● **STATED EXERCISE**: Return the listing below exactly, with the pictures dropped.

Data entries for graphics:
==*==

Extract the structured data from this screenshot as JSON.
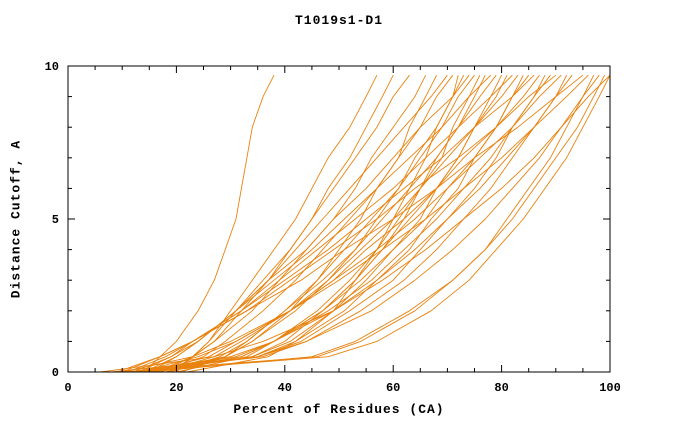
{
  "chart_data": {
    "type": "line",
    "title": "T1019s1-D1",
    "xlabel": "Percent of Residues (CA)",
    "ylabel": "Distance Cutoff, A",
    "xlim": [
      0,
      100
    ],
    "ylim": [
      0,
      10
    ],
    "x_ticks": [
      0,
      20,
      40,
      60,
      80,
      100
    ],
    "x_minor_step": 5,
    "y_ticks": [
      0,
      5,
      10
    ],
    "y_minor_step": 1,
    "grid": "off",
    "legend": "none",
    "line_color": "#e8820e",
    "axis_color": "#000000",
    "y_levels": [
      0,
      0.5,
      1,
      2,
      3,
      4,
      5,
      6,
      7,
      8,
      9,
      9.7
    ],
    "curves": [
      [
        14,
        17,
        20,
        24,
        27,
        29,
        31,
        32,
        33,
        34,
        36,
        38
      ],
      [
        6,
        27,
        36,
        49,
        58,
        66,
        73,
        80,
        86,
        91,
        96,
        100
      ],
      [
        8,
        35,
        44,
        56,
        64,
        71,
        77,
        82,
        87,
        91,
        95,
        98
      ],
      [
        10,
        23,
        30,
        41,
        50,
        58,
        66,
        73,
        80,
        86,
        92,
        96
      ],
      [
        9,
        17,
        23,
        33,
        43,
        51,
        60,
        68,
        75,
        83,
        90,
        95
      ],
      [
        12,
        30,
        38,
        49,
        57,
        64,
        70,
        76,
        81,
        86,
        90,
        93
      ],
      [
        11,
        36,
        44,
        54,
        62,
        68,
        73,
        78,
        82,
        86,
        90,
        92
      ],
      [
        13,
        24,
        31,
        41,
        49,
        57,
        64,
        70,
        76,
        82,
        87,
        91
      ],
      [
        10,
        17,
        23,
        33,
        41,
        49,
        57,
        64,
        72,
        79,
        85,
        90
      ],
      [
        14,
        31,
        38,
        48,
        56,
        62,
        68,
        73,
        78,
        82,
        86,
        89
      ],
      [
        12,
        35,
        43,
        52,
        60,
        65,
        70,
        75,
        79,
        82,
        86,
        88
      ],
      [
        15,
        26,
        31,
        41,
        49,
        55,
        62,
        68,
        73,
        79,
        84,
        87
      ],
      [
        11,
        18,
        23,
        32,
        40,
        48,
        55,
        62,
        69,
        75,
        82,
        86
      ],
      [
        16,
        32,
        38,
        47,
        54,
        60,
        66,
        70,
        75,
        79,
        82,
        85
      ],
      [
        13,
        35,
        42,
        51,
        57,
        63,
        67,
        72,
        75,
        79,
        82,
        84
      ],
      [
        17,
        27,
        32,
        41,
        48,
        54,
        60,
        65,
        70,
        75,
        80,
        83
      ],
      [
        12,
        19,
        23,
        32,
        39,
        46,
        53,
        60,
        66,
        72,
        78,
        82
      ],
      [
        18,
        32,
        38,
        47,
        53,
        58,
        63,
        68,
        72,
        75,
        79,
        81
      ],
      [
        14,
        34,
        41,
        49,
        55,
        60,
        65,
        68,
        72,
        75,
        78,
        80
      ],
      [
        19,
        28,
        33,
        40,
        47,
        53,
        58,
        63,
        68,
        72,
        76,
        79
      ],
      [
        13,
        19,
        24,
        31,
        38,
        45,
        51,
        57,
        63,
        69,
        74,
        78
      ],
      [
        20,
        33,
        38,
        46,
        52,
        57,
        61,
        65,
        68,
        72,
        75,
        77
      ],
      [
        15,
        34,
        40,
        47,
        53,
        58,
        62,
        65,
        69,
        71,
        74,
        76
      ],
      [
        21,
        29,
        33,
        40,
        46,
        51,
        56,
        61,
        65,
        69,
        72,
        75
      ],
      [
        14,
        20,
        24,
        31,
        37,
        44,
        49,
        55,
        60,
        65,
        71,
        74
      ],
      [
        16,
        29,
        34,
        42,
        48,
        53,
        57,
        61,
        64,
        68,
        71,
        73
      ],
      [
        22,
        37,
        42,
        49,
        53,
        57,
        60,
        63,
        66,
        68,
        71,
        72
      ],
      [
        17,
        25,
        29,
        36,
        42,
        47,
        52,
        57,
        61,
        65,
        68,
        71
      ],
      [
        15,
        20,
        24,
        31,
        37,
        42,
        47,
        52,
        57,
        62,
        67,
        70
      ],
      [
        18,
        29,
        34,
        41,
        46,
        50,
        54,
        57,
        61,
        63,
        66,
        68
      ],
      [
        16,
        23,
        27,
        34,
        39,
        44,
        49,
        53,
        56,
        60,
        64,
        66
      ],
      [
        19,
        23,
        26,
        31,
        36,
        41,
        45,
        49,
        53,
        57,
        60,
        63
      ],
      [
        17,
        23,
        27,
        32,
        37,
        41,
        45,
        48,
        52,
        55,
        58,
        60
      ],
      [
        20,
        23,
        26,
        30,
        34,
        38,
        42,
        45,
        48,
        52,
        55,
        57
      ],
      [
        12,
        48,
        57,
        67,
        74,
        79,
        84,
        88,
        92,
        95,
        98,
        100
      ],
      [
        10,
        46,
        54,
        64,
        71,
        77,
        81,
        85,
        89,
        92,
        95,
        97
      ],
      [
        15,
        45,
        53,
        63,
        71,
        77,
        82,
        86,
        90,
        94,
        97,
        99
      ]
    ]
  }
}
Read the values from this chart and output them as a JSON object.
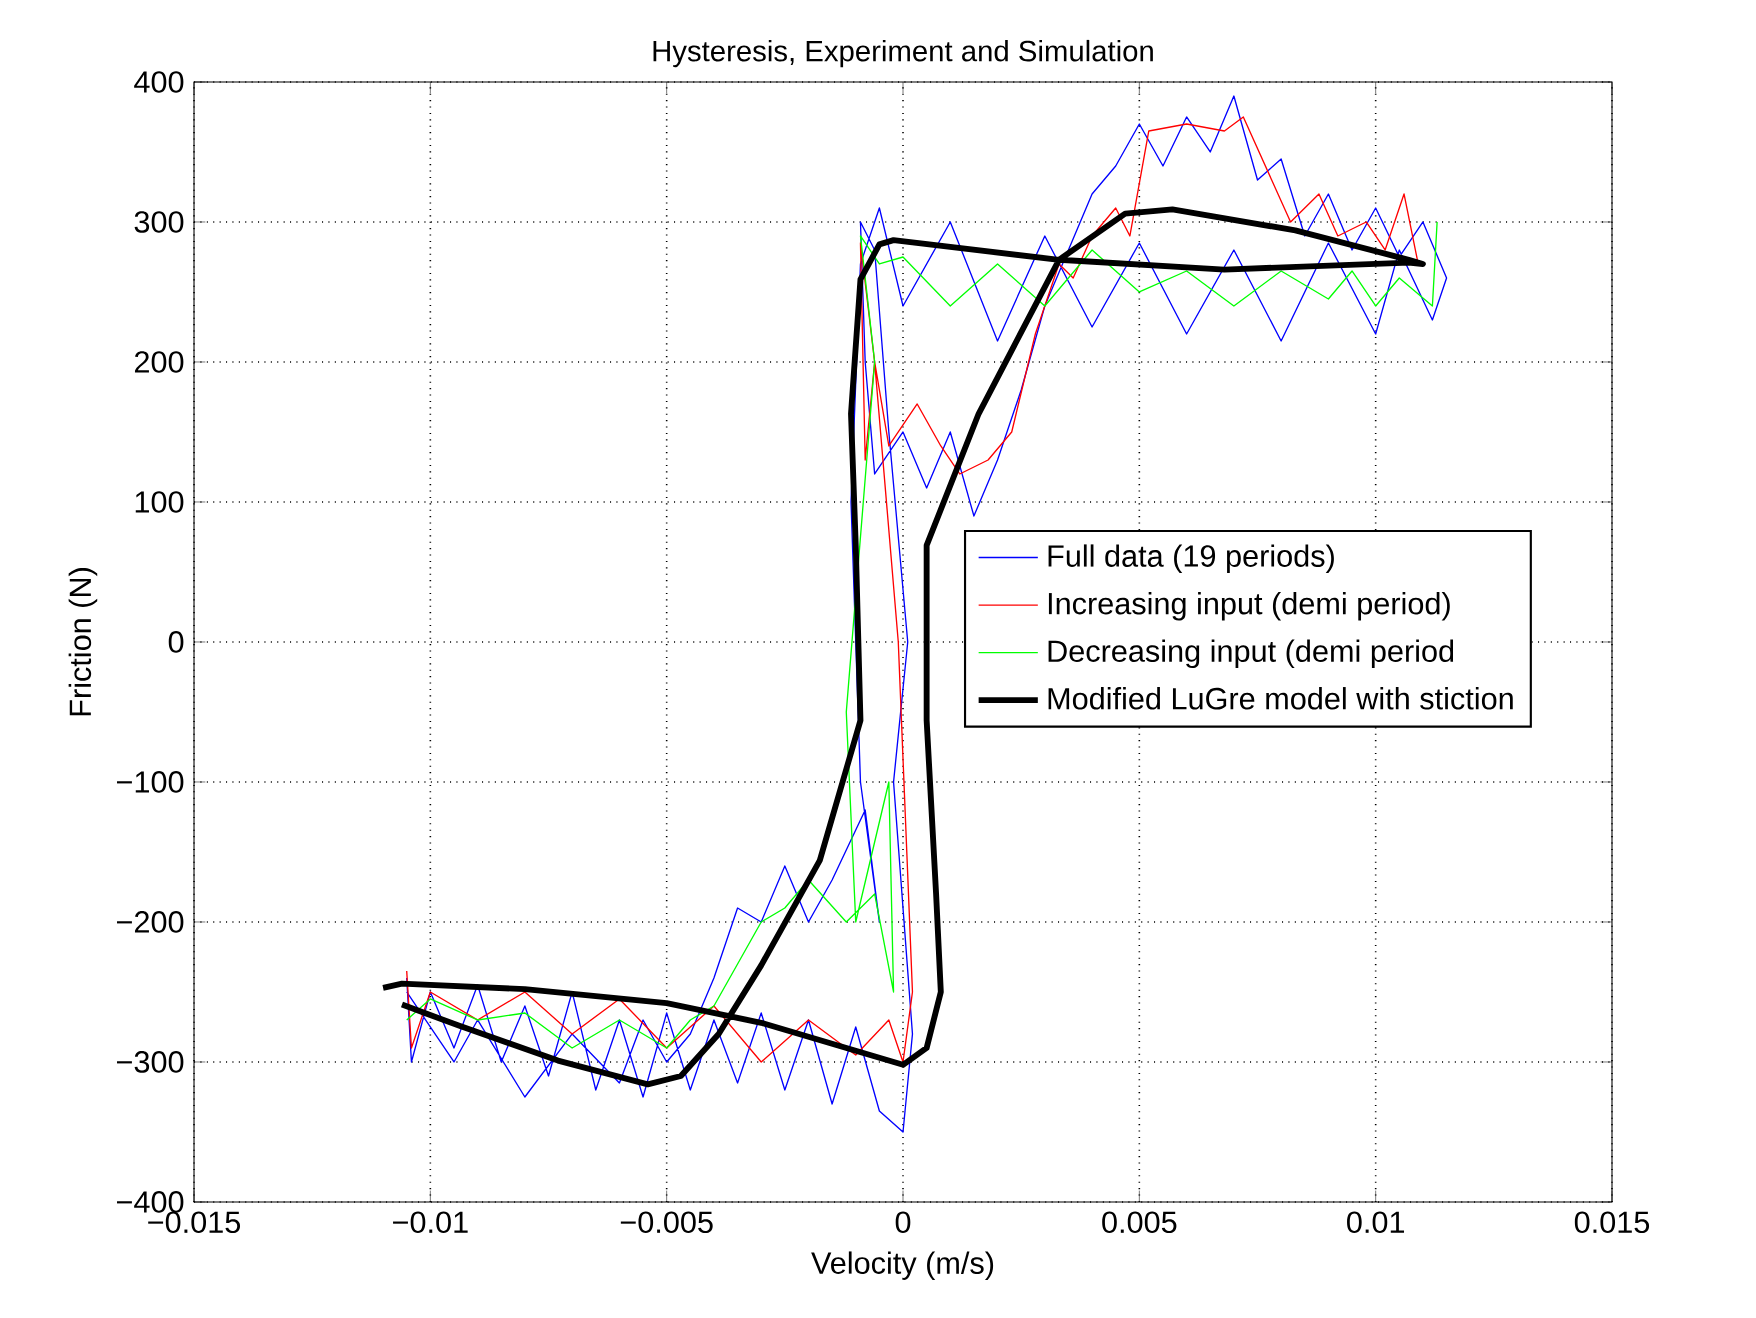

==*==

● **WORKED SOLUTION**:
Extract the structured data from this screenshot as JSON.
{
  "chart_data": {
    "type": "line",
    "title": "T1019s1-D1",
    "xlabel": "Percent of Residues (CA)",
    "ylabel": "Distance Cutoff, A",
    "xlim": [
      0,
      100
    ],
    "ylim": [
      0,
      10
    ],
    "x_ticks": [
      0,
      20,
      40,
      60,
      80,
      100
    ],
    "x_minor_step": 5,
    "y_ticks": [
      0,
      5,
      10
    ],
    "y_minor_step": 1,
    "grid": "off",
    "legend": "none",
    "line_color": "#e8820e",
    "axis_color": "#000000",
    "y_levels": [
      0,
      0.5,
      1,
      2,
      3,
      4,
      5,
      6,
      7,
      8,
      9,
      9.7
    ],
    "curves": [
      [
        14,
        17,
        20,
        24,
        27,
        29,
        31,
        32,
        33,
        34,
        36,
        38
      ],
      [
        6,
        27,
        36,
        49,
        58,
        66,
        73,
        80,
        86,
        91,
        96,
        100
      ],
      [
        8,
        35,
        44,
        56,
        64,
        71,
        77,
        82,
        87,
        91,
        95,
        98
      ],
      [
        10,
        23,
        30,
        41,
        50,
        58,
        66,
        73,
        80,
        86,
        92,
        96
      ],
      [
        9,
        17,
        23,
        33,
        43,
        51,
        60,
        68,
        75,
        83,
        90,
        95
      ],
      [
        12,
        30,
        38,
        49,
        57,
        64,
        70,
        76,
        81,
        86,
        90,
        93
      ],
      [
        11,
        36,
        44,
        54,
        62,
        68,
        73,
        78,
        82,
        86,
        90,
        92
      ],
      [
        13,
        24,
        31,
        41,
        49,
        57,
        64,
        70,
        76,
        82,
        87,
        91
      ],
      [
        10,
        17,
        23,
        33,
        41,
        49,
        57,
        64,
        72,
        79,
        85,
        90
      ],
      [
        14,
        31,
        38,
        48,
        56,
        62,
        68,
        73,
        78,
        82,
        86,
        89
      ],
      [
        12,
        35,
        43,
        52,
        60,
        65,
        70,
        75,
        79,
        82,
        86,
        88
      ],
      [
        15,
        26,
        31,
        41,
        49,
        55,
        62,
        68,
        73,
        79,
        84,
        87
      ],
      [
        11,
        18,
        23,
        32,
        40,
        48,
        55,
        62,
        69,
        75,
        82,
        86
      ],
      [
        16,
        32,
        38,
        47,
        54,
        60,
        66,
        70,
        75,
        79,
        82,
        85
      ],
      [
        13,
        35,
        42,
        51,
        57,
        63,
        67,
        72,
        75,
        79,
        82,
        84
      ],
      [
        17,
        27,
        32,
        41,
        48,
        54,
        60,
        65,
        70,
        75,
        80,
        83
      ],
      [
        12,
        19,
        23,
        32,
        39,
        46,
        53,
        60,
        66,
        72,
        78,
        82
      ],
      [
        18,
        32,
        38,
        47,
        53,
        58,
        63,
        68,
        72,
        75,
        79,
        81
      ],
      [
        14,
        34,
        41,
        49,
        55,
        60,
        65,
        68,
        72,
        75,
        78,
        80
      ],
      [
        19,
        28,
        33,
        40,
        47,
        53,
        58,
        63,
        68,
        72,
        76,
        79
      ],
      [
        13,
        19,
        24,
        31,
        38,
        45,
        51,
        57,
        63,
        69,
        74,
        78
      ],
      [
        20,
        33,
        38,
        46,
        52,
        57,
        61,
        65,
        68,
        72,
        75,
        77
      ],
      [
        15,
        34,
        40,
        47,
        53,
        58,
        62,
        65,
        69,
        71,
        74,
        76
      ],
      [
        21,
        29,
        33,
        40,
        46,
        51,
        56,
        61,
        65,
        69,
        72,
        75
      ],
      [
        14,
        20,
        24,
        31,
        37,
        44,
        49,
        55,
        60,
        65,
        71,
        74
      ],
      [
        16,
        29,
        34,
        42,
        48,
        53,
        57,
        61,
        64,
        68,
        71,
        73
      ],
      [
        22,
        37,
        42,
        49,
        53,
        57,
        60,
        63,
        66,
        68,
        71,
        72
      ],
      [
        17,
        25,
        29,
        36,
        42,
        47,
        52,
        57,
        61,
        65,
        68,
        71
      ],
      [
        15,
        20,
        24,
        31,
        37,
        42,
        47,
        52,
        57,
        62,
        67,
        70
      ],
      [
        18,
        29,
        34,
        41,
        46,
        50,
        54,
        57,
        61,
        63,
        66,
        68
      ],
      [
        16,
        23,
        27,
        34,
        39,
        44,
        49,
        53,
        56,
        60,
        64,
        66
      ],
      [
        19,
        23,
        26,
        31,
        36,
        41,
        45,
        49,
        53,
        57,
        60,
        63
      ],
      [
        17,
        23,
        27,
        32,
        37,
        41,
        45,
        48,
        52,
        55,
        58,
        60
      ],
      [
        20,
        23,
        26,
        30,
        34,
        38,
        42,
        45,
        48,
        52,
        55,
        57
      ],
      [
        12,
        48,
        57,
        67,
        74,
        79,
        84,
        88,
        92,
        95,
        98,
        100
      ],
      [
        10,
        46,
        54,
        64,
        71,
        77,
        81,
        85,
        89,
        92,
        95,
        97
      ],
      [
        15,
        45,
        53,
        63,
        71,
        77,
        82,
        86,
        90,
        94,
        97,
        99
      ]
    ]
  }
}
Read the values from this chart and output them as a JSON object.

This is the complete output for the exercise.